## YOUR GOAL
Quote the entries below word for word, from the line containing "- x-tick-marker: [204, 620, 212, 626]" down to the line containing "- spectrum-traces: [42, 36, 693, 608]", including both of those lines.

## SUPPLIED INFORMATION
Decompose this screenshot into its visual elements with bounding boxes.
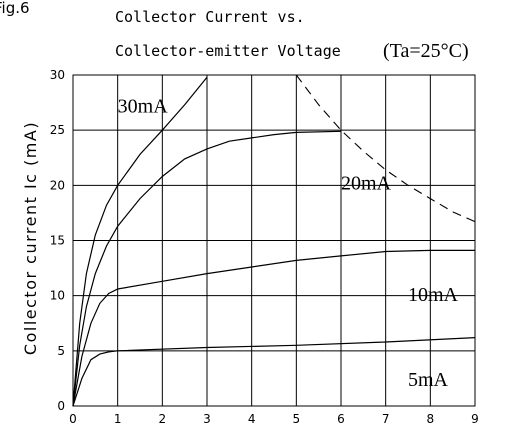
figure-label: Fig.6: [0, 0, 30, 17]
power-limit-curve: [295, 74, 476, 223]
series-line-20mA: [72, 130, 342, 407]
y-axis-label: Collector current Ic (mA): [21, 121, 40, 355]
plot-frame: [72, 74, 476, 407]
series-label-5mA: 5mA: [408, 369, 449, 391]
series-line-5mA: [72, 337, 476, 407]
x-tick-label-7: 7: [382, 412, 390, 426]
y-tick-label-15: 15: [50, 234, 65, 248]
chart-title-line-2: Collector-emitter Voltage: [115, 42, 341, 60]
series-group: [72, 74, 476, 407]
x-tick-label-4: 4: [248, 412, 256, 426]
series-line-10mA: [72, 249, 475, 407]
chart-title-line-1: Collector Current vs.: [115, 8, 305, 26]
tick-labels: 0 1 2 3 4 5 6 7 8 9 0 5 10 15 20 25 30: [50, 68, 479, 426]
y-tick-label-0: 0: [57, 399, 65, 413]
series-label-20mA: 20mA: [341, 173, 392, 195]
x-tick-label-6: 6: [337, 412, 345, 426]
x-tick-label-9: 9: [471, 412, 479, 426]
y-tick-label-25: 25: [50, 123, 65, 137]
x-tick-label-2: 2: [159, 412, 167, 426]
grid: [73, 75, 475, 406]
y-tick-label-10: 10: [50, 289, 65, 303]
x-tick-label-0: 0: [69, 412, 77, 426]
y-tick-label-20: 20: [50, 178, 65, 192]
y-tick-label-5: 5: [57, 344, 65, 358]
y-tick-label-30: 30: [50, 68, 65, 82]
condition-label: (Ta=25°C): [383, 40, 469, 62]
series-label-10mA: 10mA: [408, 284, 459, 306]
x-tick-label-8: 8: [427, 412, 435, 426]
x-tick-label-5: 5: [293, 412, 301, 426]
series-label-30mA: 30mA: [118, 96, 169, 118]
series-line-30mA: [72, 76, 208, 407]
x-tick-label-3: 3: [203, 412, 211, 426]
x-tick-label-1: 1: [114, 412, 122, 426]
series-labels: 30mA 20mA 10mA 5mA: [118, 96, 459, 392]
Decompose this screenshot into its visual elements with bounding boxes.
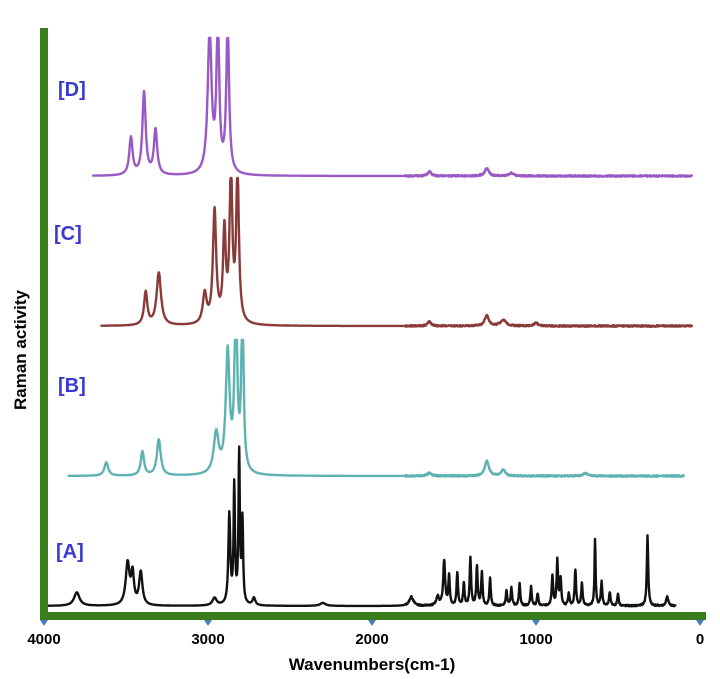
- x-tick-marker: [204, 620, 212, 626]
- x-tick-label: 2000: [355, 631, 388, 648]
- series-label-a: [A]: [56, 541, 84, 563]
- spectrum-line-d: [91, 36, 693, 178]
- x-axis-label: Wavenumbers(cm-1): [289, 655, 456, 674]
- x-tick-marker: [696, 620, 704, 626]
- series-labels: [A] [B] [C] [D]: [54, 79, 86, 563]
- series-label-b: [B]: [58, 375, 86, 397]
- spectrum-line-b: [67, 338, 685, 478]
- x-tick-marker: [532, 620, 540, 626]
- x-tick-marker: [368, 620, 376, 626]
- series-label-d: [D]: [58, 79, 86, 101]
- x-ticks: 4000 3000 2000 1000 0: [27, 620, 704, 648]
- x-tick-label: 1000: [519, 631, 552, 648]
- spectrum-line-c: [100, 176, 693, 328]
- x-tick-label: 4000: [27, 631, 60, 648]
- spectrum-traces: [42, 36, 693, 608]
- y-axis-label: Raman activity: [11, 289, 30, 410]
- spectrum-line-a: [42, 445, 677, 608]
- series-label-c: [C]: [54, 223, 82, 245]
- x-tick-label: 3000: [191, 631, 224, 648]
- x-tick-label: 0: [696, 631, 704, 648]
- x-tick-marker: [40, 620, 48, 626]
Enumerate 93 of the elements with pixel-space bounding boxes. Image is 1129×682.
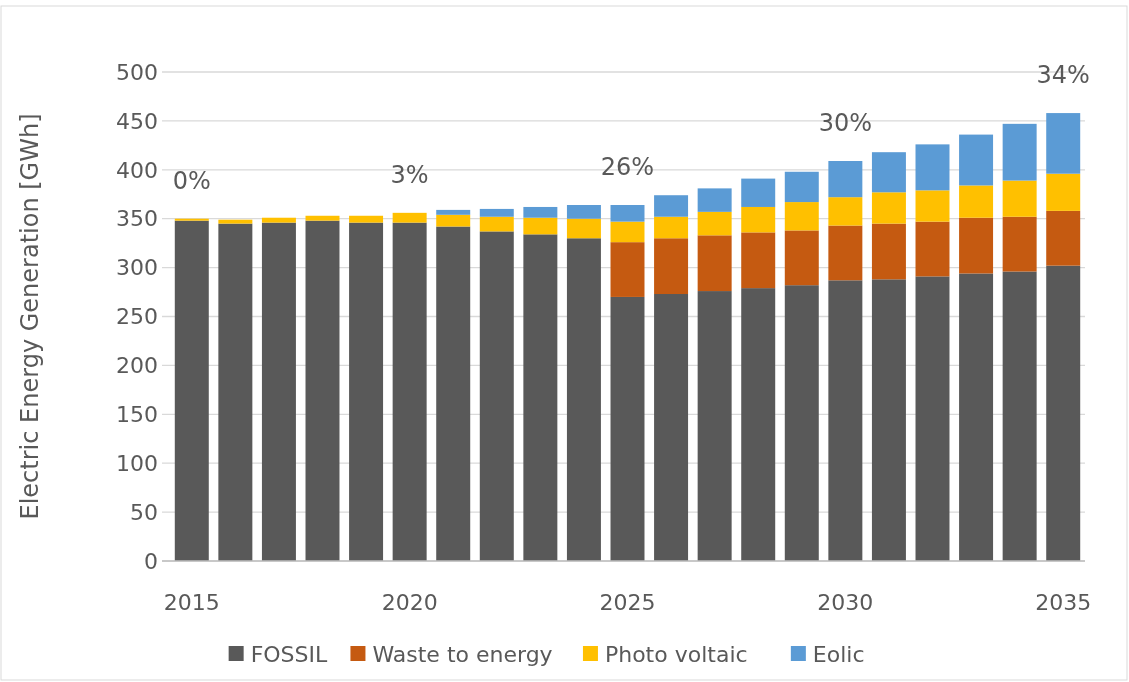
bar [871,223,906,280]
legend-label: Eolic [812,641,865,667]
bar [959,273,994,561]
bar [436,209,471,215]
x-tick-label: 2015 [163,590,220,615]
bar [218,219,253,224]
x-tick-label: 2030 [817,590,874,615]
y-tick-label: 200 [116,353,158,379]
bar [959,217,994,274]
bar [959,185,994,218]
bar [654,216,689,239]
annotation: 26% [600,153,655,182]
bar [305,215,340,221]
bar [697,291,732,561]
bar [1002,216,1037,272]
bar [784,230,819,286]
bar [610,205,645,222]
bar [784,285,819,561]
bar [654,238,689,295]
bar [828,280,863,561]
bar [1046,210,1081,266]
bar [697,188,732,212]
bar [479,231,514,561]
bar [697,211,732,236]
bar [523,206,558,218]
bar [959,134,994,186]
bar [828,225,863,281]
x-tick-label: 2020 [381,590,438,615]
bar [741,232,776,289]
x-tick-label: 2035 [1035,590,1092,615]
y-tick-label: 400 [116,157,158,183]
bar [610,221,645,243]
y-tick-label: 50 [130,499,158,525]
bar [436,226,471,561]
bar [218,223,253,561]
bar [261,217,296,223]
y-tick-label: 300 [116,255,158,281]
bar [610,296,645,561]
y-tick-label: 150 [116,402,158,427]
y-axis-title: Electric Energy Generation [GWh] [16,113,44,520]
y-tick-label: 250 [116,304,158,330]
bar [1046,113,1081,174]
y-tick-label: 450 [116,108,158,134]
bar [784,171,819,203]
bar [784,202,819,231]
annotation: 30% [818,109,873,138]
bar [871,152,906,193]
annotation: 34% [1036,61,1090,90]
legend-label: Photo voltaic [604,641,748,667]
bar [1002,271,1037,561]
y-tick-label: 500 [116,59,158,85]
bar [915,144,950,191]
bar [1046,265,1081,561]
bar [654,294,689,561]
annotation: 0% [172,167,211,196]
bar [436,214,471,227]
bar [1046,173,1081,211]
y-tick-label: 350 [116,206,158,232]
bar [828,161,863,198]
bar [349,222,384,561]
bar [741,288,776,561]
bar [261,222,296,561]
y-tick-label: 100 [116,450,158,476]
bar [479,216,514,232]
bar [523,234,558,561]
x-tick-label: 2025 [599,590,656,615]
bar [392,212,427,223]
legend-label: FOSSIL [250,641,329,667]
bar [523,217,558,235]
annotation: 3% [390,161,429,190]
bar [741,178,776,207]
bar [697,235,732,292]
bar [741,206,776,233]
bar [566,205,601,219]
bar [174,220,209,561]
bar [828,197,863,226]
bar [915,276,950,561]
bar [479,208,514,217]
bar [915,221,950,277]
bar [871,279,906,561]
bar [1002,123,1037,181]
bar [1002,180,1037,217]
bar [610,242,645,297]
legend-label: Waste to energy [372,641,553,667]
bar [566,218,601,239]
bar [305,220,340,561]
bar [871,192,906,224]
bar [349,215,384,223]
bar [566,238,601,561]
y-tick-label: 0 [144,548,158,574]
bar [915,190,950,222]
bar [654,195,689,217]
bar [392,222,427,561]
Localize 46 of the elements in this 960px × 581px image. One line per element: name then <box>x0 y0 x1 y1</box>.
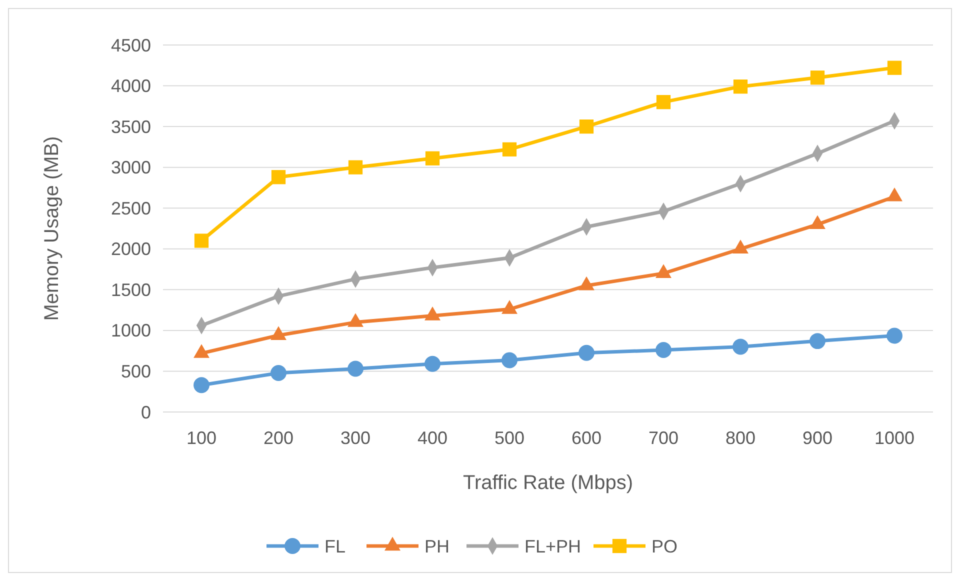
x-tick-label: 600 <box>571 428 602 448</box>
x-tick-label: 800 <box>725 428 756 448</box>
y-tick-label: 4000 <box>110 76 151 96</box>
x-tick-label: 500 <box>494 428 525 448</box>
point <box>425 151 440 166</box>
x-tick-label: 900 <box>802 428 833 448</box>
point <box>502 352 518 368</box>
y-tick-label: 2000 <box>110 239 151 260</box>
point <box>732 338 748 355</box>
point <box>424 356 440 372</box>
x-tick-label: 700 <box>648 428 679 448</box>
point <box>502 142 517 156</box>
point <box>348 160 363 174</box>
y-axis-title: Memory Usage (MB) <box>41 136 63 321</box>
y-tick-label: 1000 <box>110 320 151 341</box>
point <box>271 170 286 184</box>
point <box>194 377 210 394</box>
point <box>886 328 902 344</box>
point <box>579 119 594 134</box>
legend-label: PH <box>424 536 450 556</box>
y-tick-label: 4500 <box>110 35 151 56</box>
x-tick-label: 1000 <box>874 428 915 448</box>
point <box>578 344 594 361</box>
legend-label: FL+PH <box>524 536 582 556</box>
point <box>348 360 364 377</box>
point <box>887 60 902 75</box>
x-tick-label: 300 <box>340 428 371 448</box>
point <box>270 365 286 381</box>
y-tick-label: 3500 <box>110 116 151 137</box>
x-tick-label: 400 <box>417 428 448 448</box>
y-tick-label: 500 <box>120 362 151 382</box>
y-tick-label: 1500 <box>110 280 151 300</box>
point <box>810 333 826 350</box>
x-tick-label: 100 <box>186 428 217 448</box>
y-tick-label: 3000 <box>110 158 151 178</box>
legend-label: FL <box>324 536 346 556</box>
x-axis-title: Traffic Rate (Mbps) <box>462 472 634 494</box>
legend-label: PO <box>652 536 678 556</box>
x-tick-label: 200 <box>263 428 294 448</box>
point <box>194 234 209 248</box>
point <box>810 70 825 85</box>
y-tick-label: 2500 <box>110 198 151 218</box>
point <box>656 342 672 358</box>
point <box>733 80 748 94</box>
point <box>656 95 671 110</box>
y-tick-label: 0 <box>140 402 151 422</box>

## THE REPLY
- x-tick-marker: [204, 620, 212, 626]
- x-tick-label: 2000: [355, 631, 388, 648]
- series-label-a: [A]: [56, 541, 84, 563]
- spectrum-line-d: [91, 36, 693, 178]
- x-axis-label: Wavenumbers(cm-1): [289, 655, 456, 674]
- x-tick-marker: [696, 620, 704, 626]
- series-labels: [A] [B] [C] [D]: [54, 79, 86, 563]
- series-label-b: [B]: [58, 375, 86, 397]
- spectrum-line-b: [67, 338, 685, 478]
- x-tick-marker: [532, 620, 540, 626]
- x-tick-marker: [368, 620, 376, 626]
- series-label-d: [D]: [58, 79, 86, 101]
- x-ticks: 4000 3000 2000 1000 0: [27, 620, 704, 648]
- x-tick-label: 1000: [519, 631, 552, 648]
- spectrum-line-c: [100, 176, 693, 328]
- x-tick-label: 4000: [27, 631, 60, 648]
- spectrum-traces: [42, 36, 693, 608]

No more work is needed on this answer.